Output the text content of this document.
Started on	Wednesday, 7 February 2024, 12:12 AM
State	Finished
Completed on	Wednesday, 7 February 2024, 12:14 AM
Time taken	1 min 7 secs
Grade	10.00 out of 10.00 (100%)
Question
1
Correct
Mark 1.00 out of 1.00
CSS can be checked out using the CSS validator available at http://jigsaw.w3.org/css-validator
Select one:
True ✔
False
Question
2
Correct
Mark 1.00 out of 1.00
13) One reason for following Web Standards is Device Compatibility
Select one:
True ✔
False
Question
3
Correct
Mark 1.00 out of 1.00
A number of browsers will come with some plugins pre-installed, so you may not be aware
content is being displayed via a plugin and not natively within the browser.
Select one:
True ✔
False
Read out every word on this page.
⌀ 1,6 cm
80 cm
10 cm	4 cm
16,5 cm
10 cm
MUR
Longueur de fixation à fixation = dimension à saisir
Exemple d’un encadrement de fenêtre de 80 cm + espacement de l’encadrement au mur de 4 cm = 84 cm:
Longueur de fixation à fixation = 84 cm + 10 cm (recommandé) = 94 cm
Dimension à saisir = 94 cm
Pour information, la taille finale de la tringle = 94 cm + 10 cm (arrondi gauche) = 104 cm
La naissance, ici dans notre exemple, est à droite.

::::::

▶ TASK BRIEF
Write out the whole listing again. Match it word for word.

▶ ANSWER TO THE EXERCISE
Output the text content of this document.
Started on	Wednesday, 7 February 2024, 12:12 AM
State	Finished
Completed on	Wednesday, 7 February 2024, 12:14 AM
Time taken	1 min 7 secs
Grade	10.00 out of 10.00 (100%)
Question
1
Correct
Mark 1.00 out of 1.00
CSS can be checked out using the CSS validator available at http://jigsaw.w3.org/css-validator
Select one:
True ✔
False
Question
2
Correct
Mark 1.00 out of 1.00
13) One reason for following Web Standards is Device Compatibility
Select one:
True ✔
False
Question
3
Correct
Mark 1.00 out of 1.00
A number of browsers will come with some plugins pre-installed, so you may not be aware
content is being displayed via a plugin and not natively within the browser.
Select one:
True ✔
False
Read out every word on this page.
⌀ 1,6 cm
80 cm
10 cm	4 cm
16,5 cm
10 cm
MUR
Longueur de fixation à fixation = dimension à saisir
Exemple d’un encadrement de fenêtre de 80 cm + espacement de l’encadrement au mur de 4 cm = 84 cm:
Longueur de fixation à fixation = 84 cm + 10 cm (recommandé) = 94 cm
Dimension à saisir = 94 cm
Pour information, la taille finale de la tringle = 94 cm + 10 cm (arrondi gauche) = 104 cm
La naissance, ici dans notre exemple, est à droite.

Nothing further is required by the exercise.